_Exercise task:_ Find the lines that hold "逐渐波及阴囊". Report only how many there are.

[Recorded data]
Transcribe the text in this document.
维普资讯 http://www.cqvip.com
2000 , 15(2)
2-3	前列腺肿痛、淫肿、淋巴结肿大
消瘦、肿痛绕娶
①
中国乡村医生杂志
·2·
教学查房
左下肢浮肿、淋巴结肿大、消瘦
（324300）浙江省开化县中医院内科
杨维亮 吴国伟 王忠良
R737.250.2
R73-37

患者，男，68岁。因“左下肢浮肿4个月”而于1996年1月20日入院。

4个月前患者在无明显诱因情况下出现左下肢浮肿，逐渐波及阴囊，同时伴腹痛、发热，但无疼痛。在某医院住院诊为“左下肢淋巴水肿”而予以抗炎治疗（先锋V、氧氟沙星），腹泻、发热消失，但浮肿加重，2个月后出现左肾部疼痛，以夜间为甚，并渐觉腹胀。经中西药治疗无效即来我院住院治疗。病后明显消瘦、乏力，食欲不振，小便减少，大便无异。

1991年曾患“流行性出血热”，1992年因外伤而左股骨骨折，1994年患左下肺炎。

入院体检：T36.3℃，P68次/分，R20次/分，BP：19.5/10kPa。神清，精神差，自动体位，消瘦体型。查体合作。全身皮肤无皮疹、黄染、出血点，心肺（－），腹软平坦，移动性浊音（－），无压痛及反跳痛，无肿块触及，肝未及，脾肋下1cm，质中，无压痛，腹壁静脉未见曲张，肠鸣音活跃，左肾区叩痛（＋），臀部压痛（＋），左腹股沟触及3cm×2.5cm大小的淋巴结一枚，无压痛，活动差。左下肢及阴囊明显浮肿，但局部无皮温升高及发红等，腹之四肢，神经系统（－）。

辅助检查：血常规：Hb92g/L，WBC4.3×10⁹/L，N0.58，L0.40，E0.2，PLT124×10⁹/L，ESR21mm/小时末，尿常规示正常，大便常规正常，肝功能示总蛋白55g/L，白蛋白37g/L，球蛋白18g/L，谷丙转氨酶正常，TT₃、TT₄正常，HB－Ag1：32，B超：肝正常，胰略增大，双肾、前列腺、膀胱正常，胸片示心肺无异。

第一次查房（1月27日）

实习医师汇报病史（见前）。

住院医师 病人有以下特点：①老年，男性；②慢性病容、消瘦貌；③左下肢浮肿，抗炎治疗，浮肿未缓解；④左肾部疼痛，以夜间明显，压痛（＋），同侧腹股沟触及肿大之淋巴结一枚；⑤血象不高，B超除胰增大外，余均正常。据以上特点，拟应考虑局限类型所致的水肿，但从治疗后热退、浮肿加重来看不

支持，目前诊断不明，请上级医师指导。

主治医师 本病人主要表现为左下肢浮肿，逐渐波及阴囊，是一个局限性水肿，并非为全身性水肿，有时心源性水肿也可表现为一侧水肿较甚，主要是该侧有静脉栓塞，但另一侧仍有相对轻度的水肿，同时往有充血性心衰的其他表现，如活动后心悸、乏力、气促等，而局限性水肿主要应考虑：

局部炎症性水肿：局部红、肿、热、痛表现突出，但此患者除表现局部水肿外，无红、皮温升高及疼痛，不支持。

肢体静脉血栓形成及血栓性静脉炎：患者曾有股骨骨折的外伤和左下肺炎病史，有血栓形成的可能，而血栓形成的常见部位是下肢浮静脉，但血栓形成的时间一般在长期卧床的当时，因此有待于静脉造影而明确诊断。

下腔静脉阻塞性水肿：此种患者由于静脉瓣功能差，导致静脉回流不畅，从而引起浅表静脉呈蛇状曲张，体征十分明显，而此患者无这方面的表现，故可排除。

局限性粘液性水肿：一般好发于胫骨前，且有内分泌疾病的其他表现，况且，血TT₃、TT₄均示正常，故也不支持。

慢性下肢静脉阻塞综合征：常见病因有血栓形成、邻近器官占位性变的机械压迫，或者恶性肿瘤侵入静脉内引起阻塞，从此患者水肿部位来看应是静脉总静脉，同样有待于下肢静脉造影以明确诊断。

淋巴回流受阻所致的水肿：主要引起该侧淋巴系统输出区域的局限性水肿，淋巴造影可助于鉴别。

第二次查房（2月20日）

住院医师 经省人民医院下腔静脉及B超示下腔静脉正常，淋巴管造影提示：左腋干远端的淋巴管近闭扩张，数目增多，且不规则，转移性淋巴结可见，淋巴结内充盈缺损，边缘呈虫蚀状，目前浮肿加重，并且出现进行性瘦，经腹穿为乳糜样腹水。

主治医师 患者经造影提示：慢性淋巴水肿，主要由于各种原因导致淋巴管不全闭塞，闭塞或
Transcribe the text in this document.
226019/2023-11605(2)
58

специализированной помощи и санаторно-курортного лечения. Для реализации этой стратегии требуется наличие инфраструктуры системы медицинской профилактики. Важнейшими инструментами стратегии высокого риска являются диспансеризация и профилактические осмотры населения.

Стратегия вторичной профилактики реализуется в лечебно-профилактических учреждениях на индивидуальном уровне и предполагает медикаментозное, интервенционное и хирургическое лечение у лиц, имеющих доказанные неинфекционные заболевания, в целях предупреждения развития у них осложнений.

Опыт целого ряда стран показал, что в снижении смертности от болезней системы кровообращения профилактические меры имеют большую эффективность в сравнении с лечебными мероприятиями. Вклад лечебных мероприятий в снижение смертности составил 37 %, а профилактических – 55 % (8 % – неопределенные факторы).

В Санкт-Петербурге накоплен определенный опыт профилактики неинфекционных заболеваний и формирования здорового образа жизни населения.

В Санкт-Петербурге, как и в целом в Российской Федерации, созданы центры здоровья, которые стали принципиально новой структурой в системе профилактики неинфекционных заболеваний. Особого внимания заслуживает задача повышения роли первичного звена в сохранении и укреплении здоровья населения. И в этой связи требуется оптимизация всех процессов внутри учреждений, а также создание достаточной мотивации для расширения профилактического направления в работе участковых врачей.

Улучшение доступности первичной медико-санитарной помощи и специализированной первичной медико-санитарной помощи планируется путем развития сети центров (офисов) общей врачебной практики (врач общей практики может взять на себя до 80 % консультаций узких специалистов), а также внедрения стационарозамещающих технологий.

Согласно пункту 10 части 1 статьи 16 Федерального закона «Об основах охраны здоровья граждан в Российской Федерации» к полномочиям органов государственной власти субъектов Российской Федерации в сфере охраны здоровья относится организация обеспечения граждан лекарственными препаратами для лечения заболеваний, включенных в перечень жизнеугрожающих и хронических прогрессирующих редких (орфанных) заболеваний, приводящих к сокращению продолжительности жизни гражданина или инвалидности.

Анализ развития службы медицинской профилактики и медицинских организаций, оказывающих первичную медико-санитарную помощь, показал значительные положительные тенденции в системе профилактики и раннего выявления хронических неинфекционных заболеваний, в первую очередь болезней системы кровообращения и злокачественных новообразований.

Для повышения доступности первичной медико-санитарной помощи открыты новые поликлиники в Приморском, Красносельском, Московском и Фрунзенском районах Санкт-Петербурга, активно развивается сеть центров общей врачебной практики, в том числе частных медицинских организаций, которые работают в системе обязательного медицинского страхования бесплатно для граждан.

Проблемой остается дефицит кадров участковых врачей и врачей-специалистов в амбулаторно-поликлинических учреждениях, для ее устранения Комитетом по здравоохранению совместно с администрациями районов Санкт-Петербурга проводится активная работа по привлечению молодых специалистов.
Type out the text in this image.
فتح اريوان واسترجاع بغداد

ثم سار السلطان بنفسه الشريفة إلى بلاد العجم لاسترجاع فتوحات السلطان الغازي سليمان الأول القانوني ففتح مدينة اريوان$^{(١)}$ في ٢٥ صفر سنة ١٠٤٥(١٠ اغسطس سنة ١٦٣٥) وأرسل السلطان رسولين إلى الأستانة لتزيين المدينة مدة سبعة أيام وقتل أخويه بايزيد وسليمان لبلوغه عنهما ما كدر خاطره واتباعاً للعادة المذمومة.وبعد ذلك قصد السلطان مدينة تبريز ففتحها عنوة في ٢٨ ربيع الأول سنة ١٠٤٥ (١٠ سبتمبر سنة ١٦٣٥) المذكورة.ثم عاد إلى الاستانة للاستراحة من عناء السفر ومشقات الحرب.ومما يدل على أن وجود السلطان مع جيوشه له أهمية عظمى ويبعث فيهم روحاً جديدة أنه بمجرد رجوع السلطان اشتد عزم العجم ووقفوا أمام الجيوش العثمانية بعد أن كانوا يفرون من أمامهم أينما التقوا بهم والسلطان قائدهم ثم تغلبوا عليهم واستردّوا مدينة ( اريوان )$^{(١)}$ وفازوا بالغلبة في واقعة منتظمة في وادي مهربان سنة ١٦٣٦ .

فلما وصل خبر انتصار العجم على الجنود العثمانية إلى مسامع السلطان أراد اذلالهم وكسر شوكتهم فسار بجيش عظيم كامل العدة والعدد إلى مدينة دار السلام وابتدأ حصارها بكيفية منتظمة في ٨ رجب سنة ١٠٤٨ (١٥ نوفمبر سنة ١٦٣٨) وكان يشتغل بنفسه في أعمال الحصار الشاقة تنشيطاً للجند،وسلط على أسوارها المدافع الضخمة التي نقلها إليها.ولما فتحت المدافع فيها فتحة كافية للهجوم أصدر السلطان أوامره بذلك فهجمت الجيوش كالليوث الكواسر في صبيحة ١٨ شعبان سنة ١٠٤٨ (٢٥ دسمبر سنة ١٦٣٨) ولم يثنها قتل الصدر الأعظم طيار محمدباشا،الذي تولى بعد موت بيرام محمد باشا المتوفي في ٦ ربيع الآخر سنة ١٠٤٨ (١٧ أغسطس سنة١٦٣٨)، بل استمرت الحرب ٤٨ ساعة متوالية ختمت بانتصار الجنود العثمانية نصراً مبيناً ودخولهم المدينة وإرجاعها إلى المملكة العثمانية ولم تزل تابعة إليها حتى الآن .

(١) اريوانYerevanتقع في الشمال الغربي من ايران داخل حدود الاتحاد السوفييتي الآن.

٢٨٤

_Final answer:_ 2